Dataset content =
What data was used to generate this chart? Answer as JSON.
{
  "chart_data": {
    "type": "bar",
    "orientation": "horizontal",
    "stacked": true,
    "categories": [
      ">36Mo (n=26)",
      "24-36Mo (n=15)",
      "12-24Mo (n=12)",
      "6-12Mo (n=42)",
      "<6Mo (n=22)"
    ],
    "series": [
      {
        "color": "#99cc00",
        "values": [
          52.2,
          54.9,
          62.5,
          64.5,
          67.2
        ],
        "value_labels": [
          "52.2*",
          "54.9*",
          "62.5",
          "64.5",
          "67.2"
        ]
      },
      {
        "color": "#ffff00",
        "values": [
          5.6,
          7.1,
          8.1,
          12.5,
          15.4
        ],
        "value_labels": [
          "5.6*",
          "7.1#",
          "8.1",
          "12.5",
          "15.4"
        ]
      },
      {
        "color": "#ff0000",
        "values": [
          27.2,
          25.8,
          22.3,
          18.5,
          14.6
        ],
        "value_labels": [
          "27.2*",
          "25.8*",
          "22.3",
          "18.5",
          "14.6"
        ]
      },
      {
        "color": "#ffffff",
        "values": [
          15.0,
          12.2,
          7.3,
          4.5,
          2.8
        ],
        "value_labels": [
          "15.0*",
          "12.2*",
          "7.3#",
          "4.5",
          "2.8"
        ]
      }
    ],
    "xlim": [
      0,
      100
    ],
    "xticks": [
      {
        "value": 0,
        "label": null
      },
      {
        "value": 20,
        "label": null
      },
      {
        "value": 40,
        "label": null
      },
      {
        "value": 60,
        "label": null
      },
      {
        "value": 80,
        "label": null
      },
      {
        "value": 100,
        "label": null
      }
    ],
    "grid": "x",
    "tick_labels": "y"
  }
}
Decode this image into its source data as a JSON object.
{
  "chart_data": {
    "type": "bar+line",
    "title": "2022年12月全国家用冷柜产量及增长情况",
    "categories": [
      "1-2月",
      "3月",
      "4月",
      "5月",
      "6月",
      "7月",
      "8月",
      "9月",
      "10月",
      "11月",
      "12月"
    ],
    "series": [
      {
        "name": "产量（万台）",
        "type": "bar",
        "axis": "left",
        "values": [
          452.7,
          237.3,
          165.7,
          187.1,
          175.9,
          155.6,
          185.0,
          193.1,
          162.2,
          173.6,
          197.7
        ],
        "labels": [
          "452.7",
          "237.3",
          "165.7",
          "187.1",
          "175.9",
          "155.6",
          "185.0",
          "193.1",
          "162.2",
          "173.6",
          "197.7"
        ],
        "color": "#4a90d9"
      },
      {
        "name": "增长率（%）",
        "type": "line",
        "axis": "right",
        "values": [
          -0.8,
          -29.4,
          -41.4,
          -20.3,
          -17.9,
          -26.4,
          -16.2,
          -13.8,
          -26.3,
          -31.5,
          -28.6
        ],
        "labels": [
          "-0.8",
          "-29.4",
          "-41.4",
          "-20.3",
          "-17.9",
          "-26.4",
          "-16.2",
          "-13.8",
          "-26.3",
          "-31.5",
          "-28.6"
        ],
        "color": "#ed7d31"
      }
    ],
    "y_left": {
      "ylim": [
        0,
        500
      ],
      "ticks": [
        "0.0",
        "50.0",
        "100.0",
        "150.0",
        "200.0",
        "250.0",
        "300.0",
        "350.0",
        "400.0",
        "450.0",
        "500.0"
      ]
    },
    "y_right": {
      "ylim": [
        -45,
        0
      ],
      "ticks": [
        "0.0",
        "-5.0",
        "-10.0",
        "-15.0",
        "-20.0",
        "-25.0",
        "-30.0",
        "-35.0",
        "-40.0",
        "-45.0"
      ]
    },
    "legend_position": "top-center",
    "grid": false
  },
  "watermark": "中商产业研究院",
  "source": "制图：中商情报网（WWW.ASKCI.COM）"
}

Aim = Copy all data exactly, start to finish.

The reply =
What data was used to generate this chart? Answer as JSON.
{
  "chart_data": {
    "type": "bar",
    "orientation": "horizontal",
    "stacked": true,
    "categories": [
      ">36Mo (n=26)",
      "24-36Mo (n=15)",
      "12-24Mo (n=12)",
      "6-12Mo (n=42)",
      "<6Mo (n=22)"
    ],
    "series": [
      {
        "color": "#99cc00",
        "values": [
          52.2,
          54.9,
          62.5,
          64.5,
          67.2
        ],
        "value_labels": [
          "52.2*",
          "54.9*",
          "62.5",
          "64.5",
          "67.2"
        ]
      },
      {
        "color": "#ffff00",
        "values": [
          5.6,
          7.1,
          8.1,
          12.5,
          15.4
        ],
        "value_labels": [
          "5.6*",
          "7.1#",
          "8.1",
          "12.5",
          "15.4"
        ]
      },
      {
        "color": "#ff0000",
        "values": [
          27.2,
          25.8,
          22.3,
          18.5,
          14.6
        ],
        "value_labels": [
          "27.2*",
          "25.8*",
          "22.3",
          "18.5",
          "14.6"
        ]
      },
      {
        "color": "#ffffff",
        "values": [
          15.0,
          12.2,
          7.3,
          4.5,
          2.8
        ],
        "value_labels": [
          "15.0*",
          "12.2*",
          "7.3#",
          "4.5",
          "2.8"
        ]
      }
    ],
    "xlim": [
      0,
      100
    ],
    "xticks": [
      {
        "value": 0,
        "label": null
      },
      {
        "value": 20,
        "label": null
      },
      {
        "value": 40,
        "label": null
      },
      {
        "value": 60,
        "label": null
      },
      {
        "value": 80,
        "label": null
      },
      {
        "value": 100,
        "label": null
      }
    ],
    "grid": "x",
    "tick_labels": "y"
  }
}
Decode this image into its source data as a JSON object.
{
  "chart_data": {
    "type": "bar+line",
    "title": "2022年12月全国家用冷柜产量及增长情况",
    "categories": [
      "1-2月",
      "3月",
      "4月",
      "5月",
      "6月",
      "7月",
      "8月",
      "9月",
      "10月",
      "11月",
      "12月"
    ],
    "series": [
      {
        "name": "产量（万台）",
        "type": "bar",
        "axis": "left",
        "values": [
          452.7,
          237.3,
          165.7,
          187.1,
          175.9,
          155.6,
          185.0,
          193.1,
          162.2,
          173.6,
          197.7
        ],
        "labels": [
          "452.7",
          "237.3",
          "165.7",
          "187.1",
          "175.9",
          "155.6",
          "185.0",
          "193.1",
          "162.2",
          "173.6",
          "197.7"
        ],
        "color": "#4a90d9"
      },
      {
        "name": "增长率（%）",
        "type": "line",
        "axis": "right",
        "values": [
          -0.8,
          -29.4,
          -41.4,
          -20.3,
          -17.9,
          -26.4,
          -16.2,
          -13.8,
          -26.3,
          -31.5,
          -28.6
        ],
        "labels": [
          "-0.8",
          "-29.4",
          "-41.4",
          "-20.3",
          "-17.9",
          "-26.4",
          "-16.2",
          "-13.8",
          "-26.3",
          "-31.5",
          "-28.6"
        ],
        "color": "#ed7d31"
      }
    ],
    "y_left": {
      "ylim": [
        0,
        500
      ],
      "ticks": [
        "0.0",
        "50.0",
        "100.0",
        "150.0",
        "200.0",
        "250.0",
        "300.0",
        "350.0",
        "400.0",
        "450.0",
        "500.0"
      ]
    },
    "y_right": {
      "ylim": [
        -45,
        0
      ],
      "ticks": [
        "0.0",
        "-5.0",
        "-10.0",
        "-15.0",
        "-20.0",
        "-25.0",
        "-30.0",
        "-35.0",
        "-40.0",
        "-45.0"
      ]
    },
    "legend_position": "top-center",
    "grid": false
  },
  "watermark": "中商产业研究院",
  "source": "制图：中商情报网（WWW.ASKCI.COM）"
}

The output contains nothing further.